● **Set problem**:
Write out every record in full, exactly as written, please.

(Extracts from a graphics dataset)
■ ■ ■ ■ ■

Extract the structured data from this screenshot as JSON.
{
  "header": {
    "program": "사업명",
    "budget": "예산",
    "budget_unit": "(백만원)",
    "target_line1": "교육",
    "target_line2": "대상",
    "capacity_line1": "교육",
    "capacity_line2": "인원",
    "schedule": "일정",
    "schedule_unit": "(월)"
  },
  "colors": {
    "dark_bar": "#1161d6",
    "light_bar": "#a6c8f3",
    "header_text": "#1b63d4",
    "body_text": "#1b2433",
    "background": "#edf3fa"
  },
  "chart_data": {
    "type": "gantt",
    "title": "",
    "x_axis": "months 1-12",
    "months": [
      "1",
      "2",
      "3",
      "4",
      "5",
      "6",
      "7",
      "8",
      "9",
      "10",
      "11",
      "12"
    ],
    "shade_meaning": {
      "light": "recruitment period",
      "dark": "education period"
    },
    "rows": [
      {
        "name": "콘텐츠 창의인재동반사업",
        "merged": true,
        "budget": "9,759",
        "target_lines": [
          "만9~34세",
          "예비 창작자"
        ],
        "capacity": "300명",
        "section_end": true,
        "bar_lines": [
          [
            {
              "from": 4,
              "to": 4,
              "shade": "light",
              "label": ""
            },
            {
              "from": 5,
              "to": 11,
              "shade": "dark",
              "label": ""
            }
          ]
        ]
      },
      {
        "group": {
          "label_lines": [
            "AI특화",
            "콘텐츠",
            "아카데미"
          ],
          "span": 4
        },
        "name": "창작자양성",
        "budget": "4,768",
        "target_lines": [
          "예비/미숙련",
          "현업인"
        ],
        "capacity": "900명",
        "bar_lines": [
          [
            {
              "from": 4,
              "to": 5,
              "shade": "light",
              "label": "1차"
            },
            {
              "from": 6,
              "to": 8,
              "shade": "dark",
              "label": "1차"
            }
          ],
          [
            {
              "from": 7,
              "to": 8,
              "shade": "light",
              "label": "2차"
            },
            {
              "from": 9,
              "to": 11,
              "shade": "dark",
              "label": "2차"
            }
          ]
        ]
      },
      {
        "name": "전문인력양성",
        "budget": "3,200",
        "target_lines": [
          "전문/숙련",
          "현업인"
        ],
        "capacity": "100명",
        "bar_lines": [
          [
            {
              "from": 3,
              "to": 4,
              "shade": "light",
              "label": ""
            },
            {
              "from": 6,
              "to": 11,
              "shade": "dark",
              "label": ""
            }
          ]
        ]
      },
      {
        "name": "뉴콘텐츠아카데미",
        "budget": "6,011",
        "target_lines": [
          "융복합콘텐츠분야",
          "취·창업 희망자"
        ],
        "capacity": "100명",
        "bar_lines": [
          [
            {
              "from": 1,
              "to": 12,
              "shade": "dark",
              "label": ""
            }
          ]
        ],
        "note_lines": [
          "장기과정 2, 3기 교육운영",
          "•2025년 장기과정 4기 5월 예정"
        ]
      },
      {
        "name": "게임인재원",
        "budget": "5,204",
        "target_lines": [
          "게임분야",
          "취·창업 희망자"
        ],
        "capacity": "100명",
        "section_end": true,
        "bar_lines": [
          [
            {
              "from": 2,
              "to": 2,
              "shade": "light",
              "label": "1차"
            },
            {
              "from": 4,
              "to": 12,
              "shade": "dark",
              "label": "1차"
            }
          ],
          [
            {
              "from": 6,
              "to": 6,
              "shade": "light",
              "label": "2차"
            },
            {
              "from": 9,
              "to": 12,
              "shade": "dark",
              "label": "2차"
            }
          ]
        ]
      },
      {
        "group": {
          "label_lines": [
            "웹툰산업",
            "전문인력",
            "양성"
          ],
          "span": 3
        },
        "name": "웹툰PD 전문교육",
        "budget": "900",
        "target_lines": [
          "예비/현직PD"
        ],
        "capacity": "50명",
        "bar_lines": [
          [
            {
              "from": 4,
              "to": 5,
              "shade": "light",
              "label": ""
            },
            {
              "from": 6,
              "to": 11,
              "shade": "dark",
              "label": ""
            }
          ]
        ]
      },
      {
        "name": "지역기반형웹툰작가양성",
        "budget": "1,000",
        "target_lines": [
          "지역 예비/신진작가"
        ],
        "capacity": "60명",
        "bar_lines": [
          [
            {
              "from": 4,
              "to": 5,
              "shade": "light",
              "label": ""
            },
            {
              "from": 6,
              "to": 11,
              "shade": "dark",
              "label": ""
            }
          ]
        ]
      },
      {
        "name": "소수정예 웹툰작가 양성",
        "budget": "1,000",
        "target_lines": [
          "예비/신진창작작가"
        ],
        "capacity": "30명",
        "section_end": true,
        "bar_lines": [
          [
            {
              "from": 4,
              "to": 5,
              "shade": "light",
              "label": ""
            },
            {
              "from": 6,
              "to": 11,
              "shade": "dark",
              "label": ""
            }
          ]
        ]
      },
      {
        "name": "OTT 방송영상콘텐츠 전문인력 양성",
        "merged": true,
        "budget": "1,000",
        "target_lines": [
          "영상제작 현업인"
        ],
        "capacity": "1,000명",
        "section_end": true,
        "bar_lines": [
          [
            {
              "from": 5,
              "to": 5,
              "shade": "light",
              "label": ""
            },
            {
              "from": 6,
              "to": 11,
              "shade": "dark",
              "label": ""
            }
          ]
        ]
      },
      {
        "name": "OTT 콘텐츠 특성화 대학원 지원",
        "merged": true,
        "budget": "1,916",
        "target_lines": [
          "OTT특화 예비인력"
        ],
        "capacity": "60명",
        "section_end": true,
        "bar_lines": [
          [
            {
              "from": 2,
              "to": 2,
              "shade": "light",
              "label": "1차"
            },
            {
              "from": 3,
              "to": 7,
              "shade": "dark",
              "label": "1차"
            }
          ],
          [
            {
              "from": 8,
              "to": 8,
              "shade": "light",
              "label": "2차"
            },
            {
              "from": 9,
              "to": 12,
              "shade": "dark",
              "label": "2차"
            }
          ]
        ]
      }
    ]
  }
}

■ ■ ■ ■ ■

● **Reply**:
Extract the structured data from this screenshot as JSON.
{
  "header": {
    "program": "사업명",
    "budget": "예산",
    "budget_unit": "(백만원)",
    "target_line1": "교육",
    "target_line2": "대상",
    "capacity_line1": "교육",
    "capacity_line2": "인원",
    "schedule": "일정",
    "schedule_unit": "(월)"
  },
  "colors": {
    "dark_bar": "#1161d6",
    "light_bar": "#a6c8f3",
    "header_text": "#1b63d4",
    "body_text": "#1b2433",
    "background": "#edf3fa"
  },
  "chart_data": {
    "type": "gantt",
    "title": "",
    "x_axis": "months 1-12",
    "months": [
      "1",
      "2",
      "3",
      "4",
      "5",
      "6",
      "7",
      "8",
      "9",
      "10",
      "11",
      "12"
    ],
    "shade_meaning": {
      "light": "recruitment period",
      "dark": "education period"
    },
    "rows": [
      {
        "name": "콘텐츠 창의인재동반사업",
        "merged": true,
        "budget": "9,759",
        "target_lines": [
          "만9~34세",
          "예비 창작자"
        ],
        "capacity": "300명",
        "section_end": true,
        "bar_lines": [
          [
            {
              "from": 4,
              "to": 4,
              "shade": "light",
              "label": ""
            },
            {
              "from": 5,
              "to": 11,
              "shade": "dark",
              "label": ""
            }
          ]
        ]
      },
      {
        "group": {
          "label_lines": [
            "AI특화",
            "콘텐츠",
            "아카데미"
          ],
          "span": 4
        },
        "name": "창작자양성",
        "budget": "4,768",
        "target_lines": [
          "예비/미숙련",
          "현업인"
        ],
        "capacity": "900명",
        "bar_lines": [
          [
            {
              "from": 4,
              "to": 5,
              "shade": "light",
              "label": "1차"
            },
            {
              "from": 6,
              "to": 8,
              "shade": "dark",
              "label": "1차"
            }
          ],
          [
            {
              "from": 7,
              "to": 8,
              "shade": "light",
              "label": "2차"
            },
            {
              "from": 9,
              "to": 11,
              "shade": "dark",
              "label": "2차"
            }
          ]
        ]
      },
      {
        "name": "전문인력양성",
        "budget": "3,200",
        "target_lines": [
          "전문/숙련",
          "현업인"
        ],
        "capacity": "100명",
        "bar_lines": [
          [
            {
              "from": 3,
              "to": 4,
              "shade": "light",
              "label": ""
            },
            {
              "from": 6,
              "to": 11,
              "shade": "dark",
              "label": ""
            }
          ]
        ]
      },
      {
        "name": "뉴콘텐츠아카데미",
        "budget": "6,011",
        "target_lines": [
          "융복합콘텐츠분야",
          "취·창업 희망자"
        ],
        "capacity": "100명",
        "bar_lines": [
          [
            {
              "from": 1,
              "to": 12,
              "shade": "dark",
              "label": ""
            }
          ]
        ],
        "note_lines": [
          "장기과정 2, 3기 교육운영",
          "•2025년 장기과정 4기 5월 예정"
        ]
      },
      {
        "name": "게임인재원",
        "budget": "5,204",
        "target_lines": [
          "게임분야",
          "취·창업 희망자"
        ],
        "capacity": "100명",
        "section_end": true,
        "bar_lines": [
          [
            {
              "from": 2,
              "to": 2,
              "shade": "light",
              "label": "1차"
            },
            {
              "from": 4,
              "to": 12,
              "shade": "dark",
              "label": "1차"
            }
          ],
          [
            {
              "from": 6,
              "to": 6,
              "shade": "light",
              "label": "2차"
            },
            {
              "from": 9,
              "to": 12,
              "shade": "dark",
              "label": "2차"
            }
          ]
        ]
      },
      {
        "group": {
          "label_lines": [
            "웹툰산업",
            "전문인력",
            "양성"
          ],
          "span": 3
        },
        "name": "웹툰PD 전문교육",
        "budget": "900",
        "target_lines": [
          "예비/현직PD"
        ],
        "capacity": "50명",
        "bar_lines": [
          [
            {
              "from": 4,
              "to": 5,
              "shade": "light",
              "label": ""
            },
            {
              "from": 6,
              "to": 11,
              "shade": "dark",
              "label": ""
            }
          ]
        ]
      },
      {
        "name": "지역기반형웹툰작가양성",
        "budget": "1,000",
        "target_lines": [
          "지역 예비/신진작가"
        ],
        "capacity": "60명",
        "bar_lines": [
          [
            {
              "from": 4,
              "to": 5,
              "shade": "light",
              "label": ""
            },
            {
              "from": 6,
              "to": 11,
              "shade": "dark",
              "label": ""
            }
          ]
        ]
      },
      {
        "name": "소수정예 웹툰작가 양성",
        "budget": "1,000",
        "target_lines": [
          "예비/신진창작작가"
        ],
        "capacity": "30명",
        "section_end": true,
        "bar_lines": [
          [
            {
              "from": 4,
              "to": 5,
              "shade": "light",
              "label": ""
            },
            {
              "from": 6,
              "to": 11,
              "shade": "dark",
              "label": ""
            }
          ]
        ]
      },
      {
        "name": "OTT 방송영상콘텐츠 전문인력 양성",
        "merged": true,
        "budget": "1,000",
        "target_lines": [
          "영상제작 현업인"
        ],
        "capacity": "1,000명",
        "section_end": true,
        "bar_lines": [
          [
            {
              "from": 5,
              "to": 5,
              "shade": "light",
              "label": ""
            },
            {
              "from": 6,
              "to": 11,
              "shade": "dark",
              "label": ""
            }
          ]
        ]
      },
      {
        "name": "OTT 콘텐츠 특성화 대학원 지원",
        "merged": true,
        "budget": "1,916",
        "target_lines": [
          "OTT특화 예비인력"
        ],
        "capacity": "60명",
        "section_end": true,
        "bar_lines": [
          [
            {
              "from": 2,
              "to": 2,
              "shade": "light",
              "label": "1차"
            },
            {
              "from": 3,
              "to": 7,
              "shade": "dark",
              "label": "1차"
            }
          ],
          [
            {
              "from": 8,
              "to": 8,
              "shade": "light",
              "label": "2차"
            },
            {
              "from": 9,
              "to": 12,
              "shade": "dark",
              "label": "2차"
            }
          ]
        ]
      }
    ]
  }
}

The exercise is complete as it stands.